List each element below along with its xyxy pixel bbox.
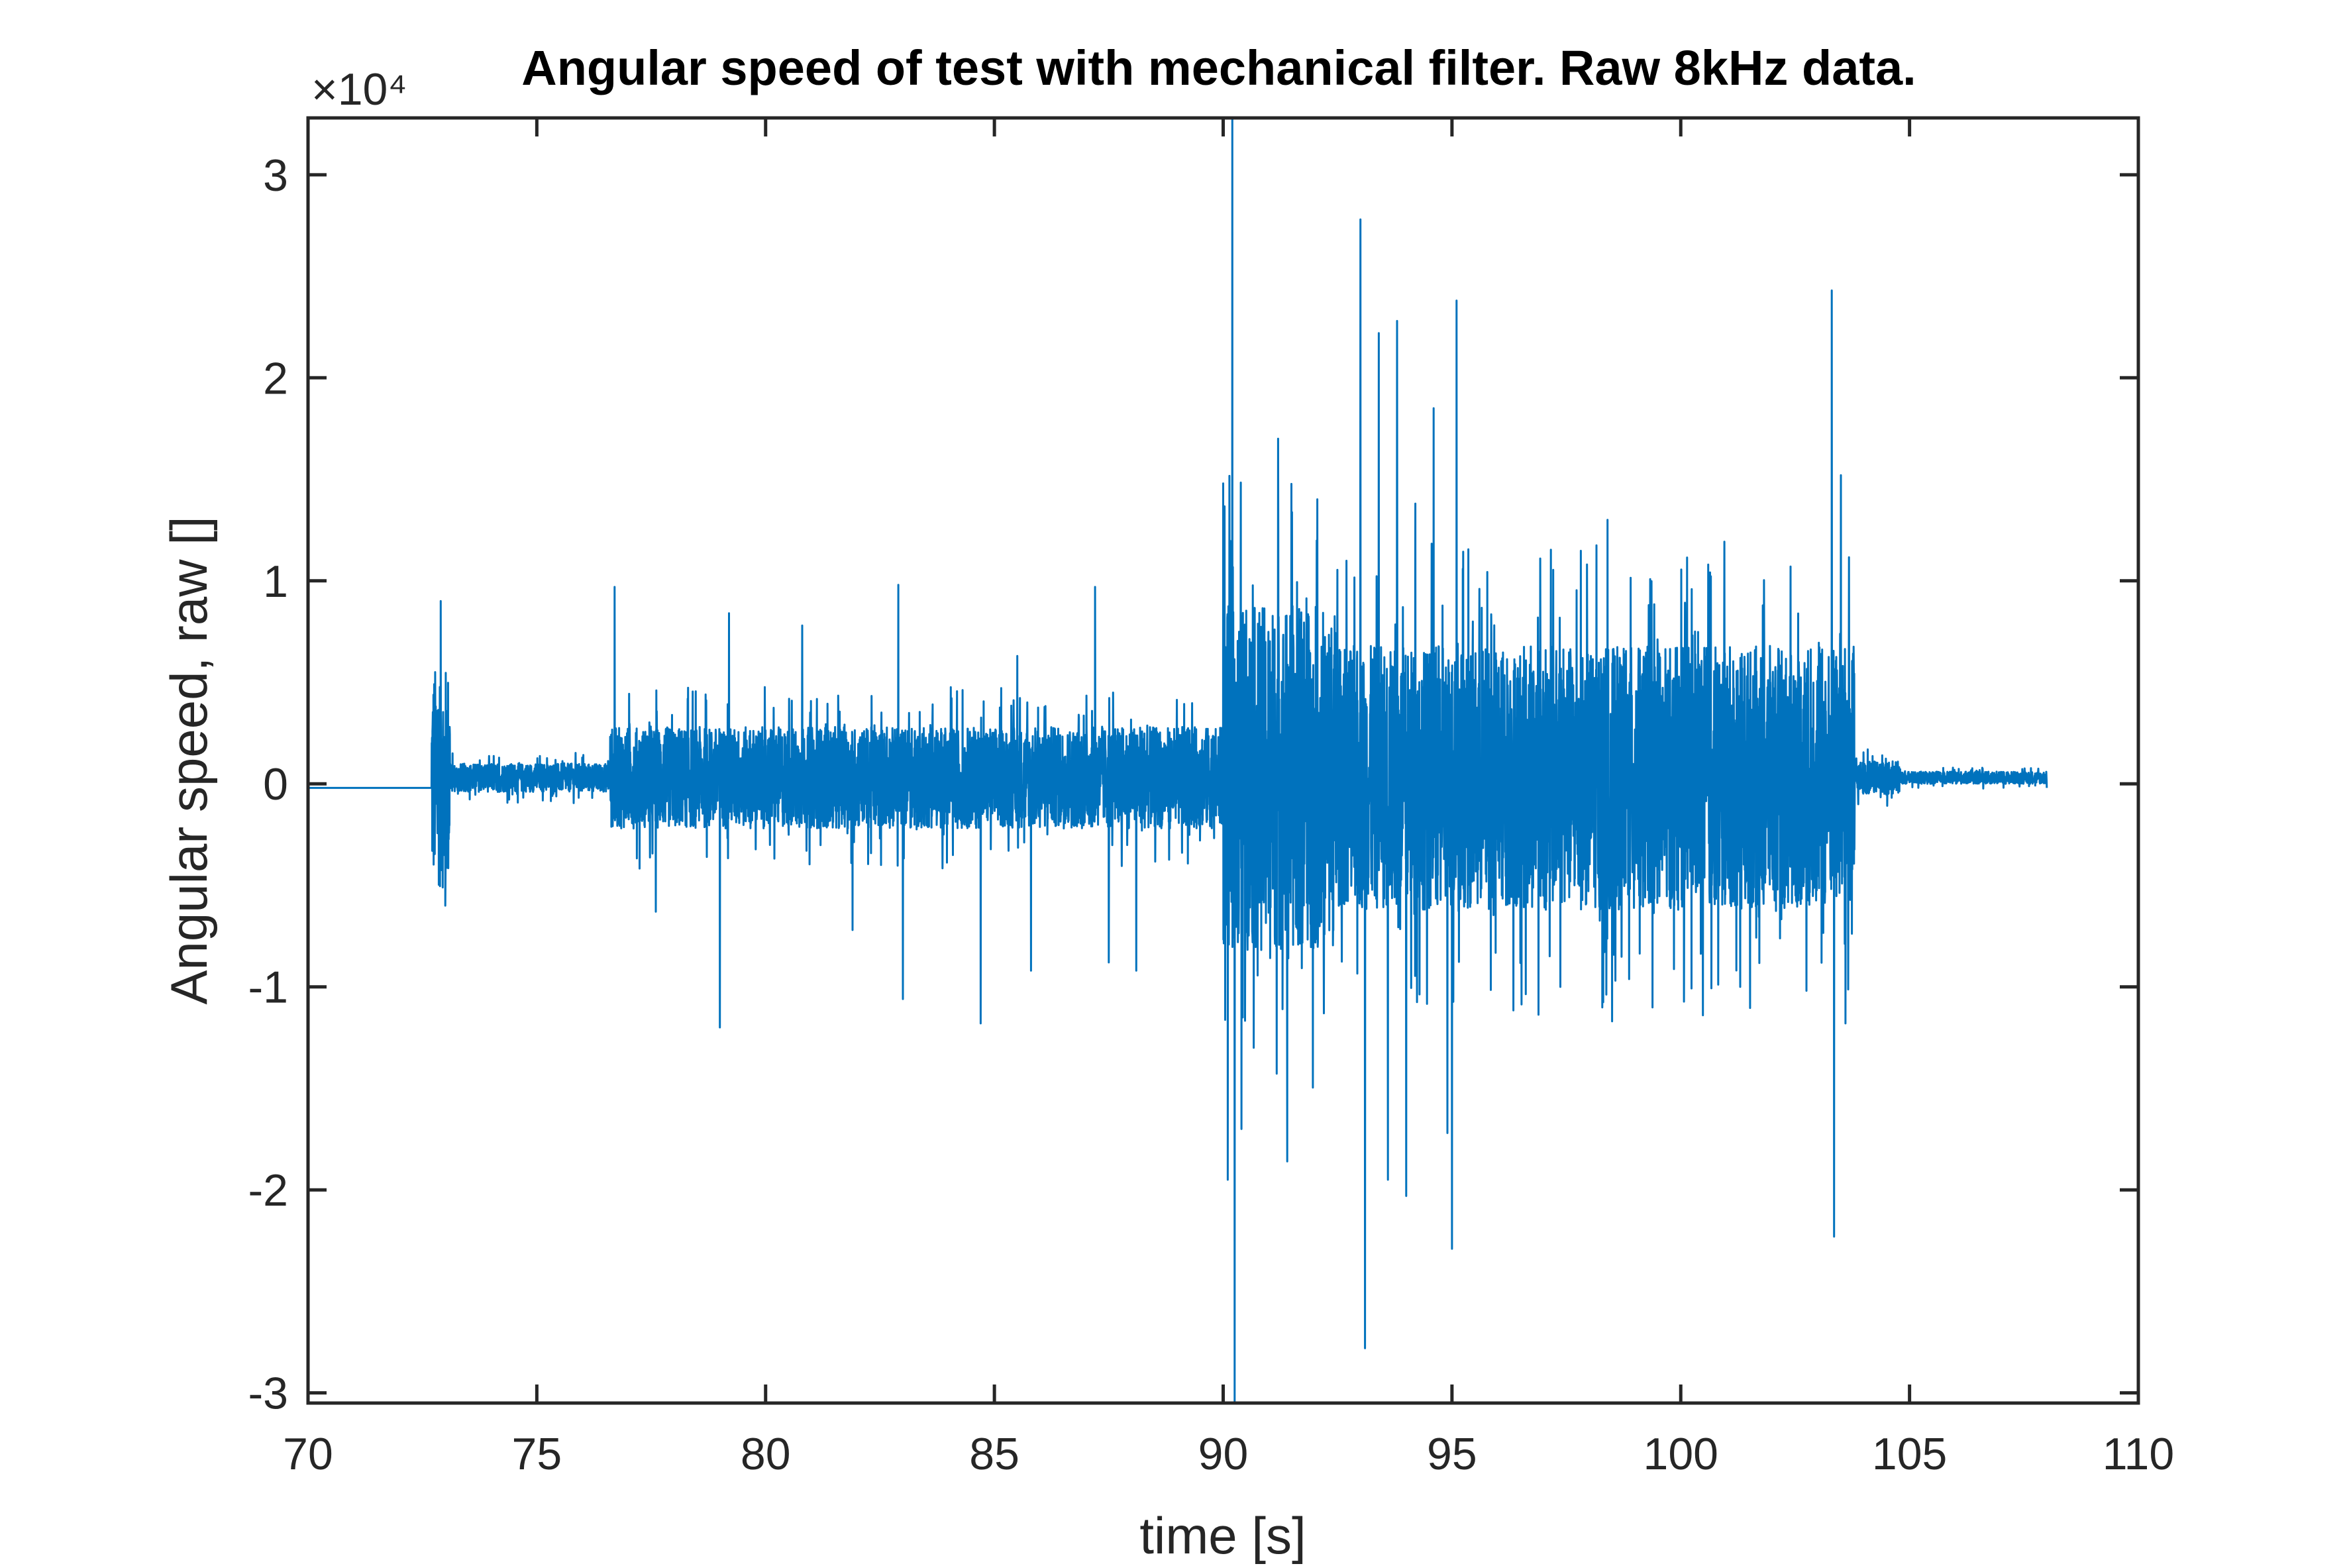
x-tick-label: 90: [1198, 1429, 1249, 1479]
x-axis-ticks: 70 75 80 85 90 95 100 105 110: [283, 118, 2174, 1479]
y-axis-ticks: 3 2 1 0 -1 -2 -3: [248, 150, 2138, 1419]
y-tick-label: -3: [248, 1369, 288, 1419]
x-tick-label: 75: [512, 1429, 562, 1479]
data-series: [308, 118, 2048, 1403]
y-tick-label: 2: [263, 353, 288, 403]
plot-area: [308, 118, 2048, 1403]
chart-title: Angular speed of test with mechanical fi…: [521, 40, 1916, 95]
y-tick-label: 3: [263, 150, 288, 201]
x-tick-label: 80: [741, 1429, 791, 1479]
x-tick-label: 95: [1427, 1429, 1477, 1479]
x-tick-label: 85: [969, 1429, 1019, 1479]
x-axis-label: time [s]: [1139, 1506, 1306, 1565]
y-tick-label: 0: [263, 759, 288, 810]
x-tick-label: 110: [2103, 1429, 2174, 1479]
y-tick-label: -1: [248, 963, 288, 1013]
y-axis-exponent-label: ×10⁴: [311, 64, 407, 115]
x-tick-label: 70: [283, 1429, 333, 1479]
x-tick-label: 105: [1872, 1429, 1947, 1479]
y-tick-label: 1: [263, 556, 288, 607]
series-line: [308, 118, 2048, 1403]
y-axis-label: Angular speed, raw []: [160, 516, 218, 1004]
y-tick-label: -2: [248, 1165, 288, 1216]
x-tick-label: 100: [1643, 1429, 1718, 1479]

What to produce: Starting with the data line that contains "x-tick-label: 90: [1198, 1429, 1249, 1479]" and going on through the line that contains "x-axis-label: time [s]: [1139, 1506, 1306, 1565]", write those lines out again with "x-tick-label" swapped for "x-axis-tick" and nothing else changed.

Answer to this exercise:
x-axis-tick: 90: [1198, 1429, 1249, 1479]
x-axis-ticks: 70 75 80 85 90 95 100 105 110: [283, 118, 2174, 1479]
y-axis-ticks: 3 2 1 0 -1 -2 -3: [248, 150, 2138, 1419]
y-tick-label: -3: [248, 1369, 288, 1419]
x-axis-tick: 75: [512, 1429, 562, 1479]
data-series: [308, 118, 2048, 1403]
y-tick-label: 2: [263, 353, 288, 403]
plot-area: [308, 118, 2048, 1403]
chart-title: Angular speed of test with mechanical fi…: [521, 40, 1916, 95]
y-tick-label: 3: [263, 150, 288, 201]
x-axis-tick: 80: [741, 1429, 791, 1479]
x-axis-tick: 95: [1427, 1429, 1477, 1479]
x-axis-tick: 85: [969, 1429, 1019, 1479]
x-axis-label: time [s]: [1139, 1506, 1306, 1565]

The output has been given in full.